*ASSIGNMENT 1*.
In the passage below about Park's film "No Other Choice," why did Park first hire Kim Woo-hyung as cinematographer? Answer in one to three sentences.
*ASSIGNMENT 2*.
Write the next part of the passage below about Park's film "No Other Choice," picking up after its final sentence.

*DOCUMENT PASSAGE*.
Content starts

Park said he was “devastated” to learn that “The Ax” had already been adapted into a 2005 French film by Costa Gavras (his family eventually helped produce “No Other Choice”). “But I was relieved after watching the film [because] it was so different from the film I had envisioned. That core difference lies in the portrayal of the family,” said Park, who puts Man-su’s nuclear family front and center of his film, which also meant expanding the role of Man-su’s (named Burke in the novel) droll but devoted dental hygienist wife Mi-ri (Son Ye-jin).

“Man-su, and even the character in the novel as well, the justification they use to do what they do is that they’re protecting their family, and I wanted to dig deeper into who this family consists of. I wanted to focus on the people that they want to protect, which would be his wife and children,” Park said.

Park, who is less comfortable in English and spoke with me via a translator, made another significant change for “No Other Choice”: working with cinematographer Kim Woo-hyung, DP on his 2018 BBC spy series “The Little Drummer Girl,” rather than Chung-hoon Chung, which gives “No Other Choice” a more grounded feel than his grandiloquent genre pictures.

Chung previously shot the likes of “The Handmaiden,” “Stoker,” “Thirst,” “Lady Vengeance,” and “Oldboy,” though Kim retains Park’s penchant for elegant dissolves and transitions that tell two stories about the same image at once. Think Nicole Kidman brushing her hair, which becomes dry, windblown grass in “Stoker,” or in “No Other Choice,” an image of Man-su’s family layered on top of a churning paper mill that becomes a kind of vortex.

‘No Other Choice’NEON

“I hired Kim Woo-hyung for the project back in 2010 or 2011 [back when ‘No Other Choice’ was an American film]. Why did I hire him? First of all, Chung-hoon Chung was very busy,” Park said. “He was working on American films in Hollywood, so I needed a new DP, and Kim was very respected in Korea as a cinematographer, and also, he was very good at English, which was why I thought he was perfect for this job. At that time, we finished storyboarding and location-scouting around the U.S. and Canada.”

“After it didn’t work out, we parted ways, and I called him back again to work on ‘The Little Drummer Girl’ together. After [‘No Other Choice’] was being developed again as a Korean film, we had to storyboard and location-scout all over again, so of course I called him again to work on that Korean version of that film,” he added. “Working with a new DP allowed it to feel fresh because it gave me a sense of tension instead of falling back on my old habits.”

Content ends

*DATASET*.
Content starts

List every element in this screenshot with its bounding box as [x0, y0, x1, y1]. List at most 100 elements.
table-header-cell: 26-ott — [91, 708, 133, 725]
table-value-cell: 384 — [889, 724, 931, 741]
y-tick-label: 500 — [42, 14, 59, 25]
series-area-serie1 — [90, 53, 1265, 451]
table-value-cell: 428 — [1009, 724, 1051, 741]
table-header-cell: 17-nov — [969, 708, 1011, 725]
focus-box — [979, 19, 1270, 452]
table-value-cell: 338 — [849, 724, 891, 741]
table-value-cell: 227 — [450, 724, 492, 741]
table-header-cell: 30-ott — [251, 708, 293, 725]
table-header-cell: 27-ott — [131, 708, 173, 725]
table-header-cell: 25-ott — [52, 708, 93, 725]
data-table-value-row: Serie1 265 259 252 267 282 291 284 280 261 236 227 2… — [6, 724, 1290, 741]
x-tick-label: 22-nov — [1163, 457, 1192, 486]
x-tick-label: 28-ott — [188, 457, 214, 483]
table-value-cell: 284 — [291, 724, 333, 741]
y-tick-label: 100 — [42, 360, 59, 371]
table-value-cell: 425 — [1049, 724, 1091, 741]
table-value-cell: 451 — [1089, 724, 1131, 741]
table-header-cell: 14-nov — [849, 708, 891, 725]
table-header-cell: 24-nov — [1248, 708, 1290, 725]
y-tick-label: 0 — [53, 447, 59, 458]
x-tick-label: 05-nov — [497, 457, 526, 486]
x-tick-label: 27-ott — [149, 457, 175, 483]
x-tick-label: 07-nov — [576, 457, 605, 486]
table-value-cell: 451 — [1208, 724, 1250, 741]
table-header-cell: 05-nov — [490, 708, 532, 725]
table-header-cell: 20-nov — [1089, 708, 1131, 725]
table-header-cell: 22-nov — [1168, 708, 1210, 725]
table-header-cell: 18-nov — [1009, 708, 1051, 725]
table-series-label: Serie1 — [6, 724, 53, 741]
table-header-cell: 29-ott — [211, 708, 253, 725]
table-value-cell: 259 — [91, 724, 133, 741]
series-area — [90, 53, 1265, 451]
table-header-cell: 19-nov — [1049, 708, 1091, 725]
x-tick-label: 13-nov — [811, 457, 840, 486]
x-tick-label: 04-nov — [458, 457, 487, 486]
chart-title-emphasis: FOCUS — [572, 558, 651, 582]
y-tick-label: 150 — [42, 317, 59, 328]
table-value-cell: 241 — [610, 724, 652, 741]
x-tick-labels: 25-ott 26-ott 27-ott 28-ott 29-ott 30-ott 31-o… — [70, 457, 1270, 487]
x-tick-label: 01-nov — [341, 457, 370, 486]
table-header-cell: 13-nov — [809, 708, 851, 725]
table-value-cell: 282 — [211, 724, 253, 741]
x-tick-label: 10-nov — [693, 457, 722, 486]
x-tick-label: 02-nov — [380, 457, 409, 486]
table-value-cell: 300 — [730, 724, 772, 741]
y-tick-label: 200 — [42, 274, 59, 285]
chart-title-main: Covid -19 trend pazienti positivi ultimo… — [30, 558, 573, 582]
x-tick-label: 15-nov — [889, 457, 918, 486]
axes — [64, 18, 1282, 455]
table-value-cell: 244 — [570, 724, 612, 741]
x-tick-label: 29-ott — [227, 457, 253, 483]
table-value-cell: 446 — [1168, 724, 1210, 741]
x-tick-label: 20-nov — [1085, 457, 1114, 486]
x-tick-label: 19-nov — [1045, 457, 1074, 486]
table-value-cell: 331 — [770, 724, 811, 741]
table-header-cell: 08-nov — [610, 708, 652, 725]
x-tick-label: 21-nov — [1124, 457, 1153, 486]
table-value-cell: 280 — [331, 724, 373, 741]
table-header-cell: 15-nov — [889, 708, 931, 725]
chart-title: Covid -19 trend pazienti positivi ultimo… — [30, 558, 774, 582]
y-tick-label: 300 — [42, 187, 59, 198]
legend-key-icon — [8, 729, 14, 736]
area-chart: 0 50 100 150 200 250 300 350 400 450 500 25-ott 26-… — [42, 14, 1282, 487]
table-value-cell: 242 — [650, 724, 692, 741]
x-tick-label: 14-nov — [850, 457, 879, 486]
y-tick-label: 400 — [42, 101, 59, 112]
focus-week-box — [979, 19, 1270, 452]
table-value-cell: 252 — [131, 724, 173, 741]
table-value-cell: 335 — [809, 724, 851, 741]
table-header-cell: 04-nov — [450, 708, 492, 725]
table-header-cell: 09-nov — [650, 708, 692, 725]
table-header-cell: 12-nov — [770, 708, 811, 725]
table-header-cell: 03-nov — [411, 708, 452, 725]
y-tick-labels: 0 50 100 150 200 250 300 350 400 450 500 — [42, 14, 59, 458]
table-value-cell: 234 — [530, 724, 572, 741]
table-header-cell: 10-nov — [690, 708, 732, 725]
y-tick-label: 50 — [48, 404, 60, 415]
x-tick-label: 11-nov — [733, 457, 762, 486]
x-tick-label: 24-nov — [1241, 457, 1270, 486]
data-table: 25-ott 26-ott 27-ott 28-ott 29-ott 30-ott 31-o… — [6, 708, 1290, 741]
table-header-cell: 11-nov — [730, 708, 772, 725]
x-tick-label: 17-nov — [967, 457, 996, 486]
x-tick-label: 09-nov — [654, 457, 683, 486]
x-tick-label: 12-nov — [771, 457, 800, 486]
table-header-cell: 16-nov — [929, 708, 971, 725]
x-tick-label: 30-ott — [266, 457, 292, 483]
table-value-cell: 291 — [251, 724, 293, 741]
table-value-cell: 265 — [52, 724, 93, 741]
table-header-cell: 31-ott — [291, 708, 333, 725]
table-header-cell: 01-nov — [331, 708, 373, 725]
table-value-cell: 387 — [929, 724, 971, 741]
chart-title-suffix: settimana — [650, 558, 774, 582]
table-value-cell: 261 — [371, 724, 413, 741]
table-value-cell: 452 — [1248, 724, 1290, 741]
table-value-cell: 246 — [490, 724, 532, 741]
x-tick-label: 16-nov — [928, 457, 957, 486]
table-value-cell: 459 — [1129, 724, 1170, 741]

Content ends

*ANSWER SPACE 1*.
Chung-hoon Chung, his usual cinematographer, was very busy working on American films in Hollywood, so Park needed a new DP. Kim was highly respected in Korea as a cinematographer and was also very good at English, which made him seem perfect for the project while it was still an American film.

*ANSWER SPACE 2*.
The changes between the American and Korean versions, especially with respect to adapting an American novel from 1997, were more minor than you might expect, more about “the passage of time” than anything else, as Park explained. Part of Man-su’s plight is that he’s being replaced by artificial intelligence-powered machinery, as decided by imperious men in suits.

“The factory automation was also in the original novel, but in our daily lives, we witnessed more technological advances like AI, which I decided to incorporate into the film. More changes came from the 15 years that have passed since I started working on the project, rather than the change of countries,” Park said.

As far as what his film wants to say about AI’s encroachment on our culture — especially given the film’s coda I won’t spoil here — Park said, “I don’t know if the message is quite an anti-AI message because regardless of how I feel about it, its development is not going to stop any time soon. And it works similarly for capitalism as well. The film deals with capitalism. But am I necessarily having an anti-capitalist message?”

He continued, “I think that discussion on its own is meaningless because we already live in a capitalist society, and it’s not going to go away anytime soon. Instead of being anti-AI, I think I’m fearful of AI, and it’s already seeped into my field and my occupation so much. My crew might already be using it even without my knowledge, for instance, in VFX or in the art department. And it might already be stealing my colleague’s job as well. And you can’t estimate the speed of its development either, which is why I’m so fearful of it.”

“No Other Choice” opens from Neon on Christmas Day and currently represents Korea in the Best International Feature Oscar race.